• **Instrução A**: Traduza para o inglês a seguinte frase do texto sobre a crise grega: "A Grécia se juntou à União Monetária Europeia em 2001, após, supostamente, ter ajustado as suas contas fiscais conforme as exigências."
• **Instrução B**: Por favor, transcreva do texto sobre a crise grega o trecho que vai de "A mensagem é" até "socioeconômica seja destruída.", incluindo essas palavras.

• **Trecho de origem**:

A mensagem é simples: toda economia está sujeita às ações dos políticos. Caso não existam regras para conter essas ações, há um potencial risco de que a prosperidade socioeconômica seja destruída.
Por uma ironia terrível, Ulisses -ou Odisseu, em grego- é um perfeito símbolo da crise grega.
A Grécia se juntou à União Monetária Europeia em 2001, após, supostamente, ter ajustado as suas contas fiscais conforme as exigências. Entretanto, em 2011, no auge da crise, vem à tona a notícia de que políticos gregos teriam, no período entre 2003 a 2009, maquiado as contas públicas que apresentava à União Europeia (UE).
Em outras palavras, houve uso e e abuso da chamada “contabilidade criativa”. Como geralmente ocorre nestes casos, o governo grego passou anos gastando mais do que poderia, uma prática que faria sorrir o nosso mais excitado keynesiano vulgar (ou, como diz o economista Alexandre Schwartsman, “keynesiano de quermesse”).
Mas em economia “não existe almoço grátis”: a gastança de hoje significa maiores necessidades de recursos amanhã. Por que os europeus -e os gregos- não perceberam isso antes?
Pense na seguinte analogia: um grupo de dez pessoas que decida, voluntariamente, pagar ao chefe do grupo (o governo) cinco centavos cada. Em seguida, o chefe do grupo decide que um deles ficará com os 50 centavos arrecadados. O sortudo escolhido ganhou, em termos líquidos, 45 centavos.
De maneira similar, a Grécia, enquanto mentia sobre a sua situação fiscal, imaginava ter encontrado a fórmula para gastar apenas cinco centavos e receber nove vezes o valor que pagou.

• **Listagem de dados**:
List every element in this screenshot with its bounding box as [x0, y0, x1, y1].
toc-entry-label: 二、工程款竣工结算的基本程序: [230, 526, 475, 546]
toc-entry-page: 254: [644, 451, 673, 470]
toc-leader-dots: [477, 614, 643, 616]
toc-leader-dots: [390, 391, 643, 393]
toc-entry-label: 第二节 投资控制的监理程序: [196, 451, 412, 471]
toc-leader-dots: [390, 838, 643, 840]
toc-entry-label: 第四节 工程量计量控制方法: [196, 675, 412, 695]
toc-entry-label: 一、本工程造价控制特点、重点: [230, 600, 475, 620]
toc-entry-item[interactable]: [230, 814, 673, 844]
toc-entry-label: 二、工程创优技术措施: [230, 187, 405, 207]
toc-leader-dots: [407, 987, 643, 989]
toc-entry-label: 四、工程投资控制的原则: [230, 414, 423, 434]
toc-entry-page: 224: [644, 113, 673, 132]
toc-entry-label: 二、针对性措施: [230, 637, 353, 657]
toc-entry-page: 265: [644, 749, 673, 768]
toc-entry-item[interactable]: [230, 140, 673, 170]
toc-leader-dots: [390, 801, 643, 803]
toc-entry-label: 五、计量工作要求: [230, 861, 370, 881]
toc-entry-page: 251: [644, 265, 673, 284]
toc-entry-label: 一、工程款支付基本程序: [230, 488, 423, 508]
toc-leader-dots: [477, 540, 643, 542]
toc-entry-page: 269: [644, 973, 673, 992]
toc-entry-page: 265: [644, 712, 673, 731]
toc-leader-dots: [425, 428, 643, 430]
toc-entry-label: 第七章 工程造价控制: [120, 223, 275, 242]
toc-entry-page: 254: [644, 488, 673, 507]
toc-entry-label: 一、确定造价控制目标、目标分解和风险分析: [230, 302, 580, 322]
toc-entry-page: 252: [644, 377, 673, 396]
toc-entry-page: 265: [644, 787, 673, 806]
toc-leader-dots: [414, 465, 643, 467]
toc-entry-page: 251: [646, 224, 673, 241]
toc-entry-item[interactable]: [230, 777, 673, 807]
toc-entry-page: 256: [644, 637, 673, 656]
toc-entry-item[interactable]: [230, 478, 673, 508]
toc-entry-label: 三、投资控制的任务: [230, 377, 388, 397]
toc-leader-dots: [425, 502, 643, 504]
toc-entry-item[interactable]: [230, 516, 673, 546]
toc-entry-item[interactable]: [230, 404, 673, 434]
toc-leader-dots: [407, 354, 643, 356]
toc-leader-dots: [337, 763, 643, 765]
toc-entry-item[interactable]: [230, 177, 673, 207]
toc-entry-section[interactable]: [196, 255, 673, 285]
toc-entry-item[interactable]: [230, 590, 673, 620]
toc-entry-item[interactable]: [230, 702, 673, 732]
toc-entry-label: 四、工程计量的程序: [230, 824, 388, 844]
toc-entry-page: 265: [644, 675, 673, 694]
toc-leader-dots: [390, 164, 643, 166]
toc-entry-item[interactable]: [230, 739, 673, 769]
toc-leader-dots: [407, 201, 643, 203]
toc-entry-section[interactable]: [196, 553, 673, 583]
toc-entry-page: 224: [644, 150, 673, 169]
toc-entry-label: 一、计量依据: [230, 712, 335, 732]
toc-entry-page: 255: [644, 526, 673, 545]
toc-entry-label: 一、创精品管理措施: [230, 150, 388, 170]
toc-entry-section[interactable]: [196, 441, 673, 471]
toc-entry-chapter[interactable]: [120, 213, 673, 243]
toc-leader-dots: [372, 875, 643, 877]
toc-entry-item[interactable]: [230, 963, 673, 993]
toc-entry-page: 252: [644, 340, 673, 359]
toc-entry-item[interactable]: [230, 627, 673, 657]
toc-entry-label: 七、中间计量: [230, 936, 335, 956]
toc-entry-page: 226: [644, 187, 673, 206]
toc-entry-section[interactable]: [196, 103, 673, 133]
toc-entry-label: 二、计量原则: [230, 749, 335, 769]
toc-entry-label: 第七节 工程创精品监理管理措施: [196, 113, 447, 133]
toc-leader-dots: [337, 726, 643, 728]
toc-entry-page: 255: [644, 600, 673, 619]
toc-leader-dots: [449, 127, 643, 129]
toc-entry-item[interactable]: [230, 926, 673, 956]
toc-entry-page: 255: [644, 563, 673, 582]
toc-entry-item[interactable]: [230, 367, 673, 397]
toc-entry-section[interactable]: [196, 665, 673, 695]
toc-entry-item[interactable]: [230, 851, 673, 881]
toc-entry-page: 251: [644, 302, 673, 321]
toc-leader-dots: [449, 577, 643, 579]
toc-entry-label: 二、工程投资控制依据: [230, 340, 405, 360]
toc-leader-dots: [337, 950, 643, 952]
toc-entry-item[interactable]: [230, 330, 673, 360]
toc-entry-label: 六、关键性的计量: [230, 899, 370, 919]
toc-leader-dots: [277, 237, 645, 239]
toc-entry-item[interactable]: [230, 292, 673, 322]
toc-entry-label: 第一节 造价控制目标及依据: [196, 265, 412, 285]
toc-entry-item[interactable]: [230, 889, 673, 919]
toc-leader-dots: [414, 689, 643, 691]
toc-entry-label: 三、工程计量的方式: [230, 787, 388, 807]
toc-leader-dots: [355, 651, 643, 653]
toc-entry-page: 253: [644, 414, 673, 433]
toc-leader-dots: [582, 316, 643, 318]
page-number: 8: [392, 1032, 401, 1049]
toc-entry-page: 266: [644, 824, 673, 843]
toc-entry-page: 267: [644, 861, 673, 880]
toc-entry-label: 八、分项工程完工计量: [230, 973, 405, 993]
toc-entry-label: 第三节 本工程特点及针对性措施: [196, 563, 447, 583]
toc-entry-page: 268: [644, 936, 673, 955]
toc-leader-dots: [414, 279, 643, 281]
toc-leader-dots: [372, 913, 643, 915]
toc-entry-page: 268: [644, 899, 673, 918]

• **Resposta completa A**: Greece joined the European Monetary Union in 2001, after supposedly having adjusted its fiscal accounts in line with the requirements.

• **Resposta completa B**:
A mensagem é simples: toda economia está sujeita às ações dos políticos. Caso não existam regras para conter essas ações, há um potencial risco de que a prosperidade socioeconômica seja destruída.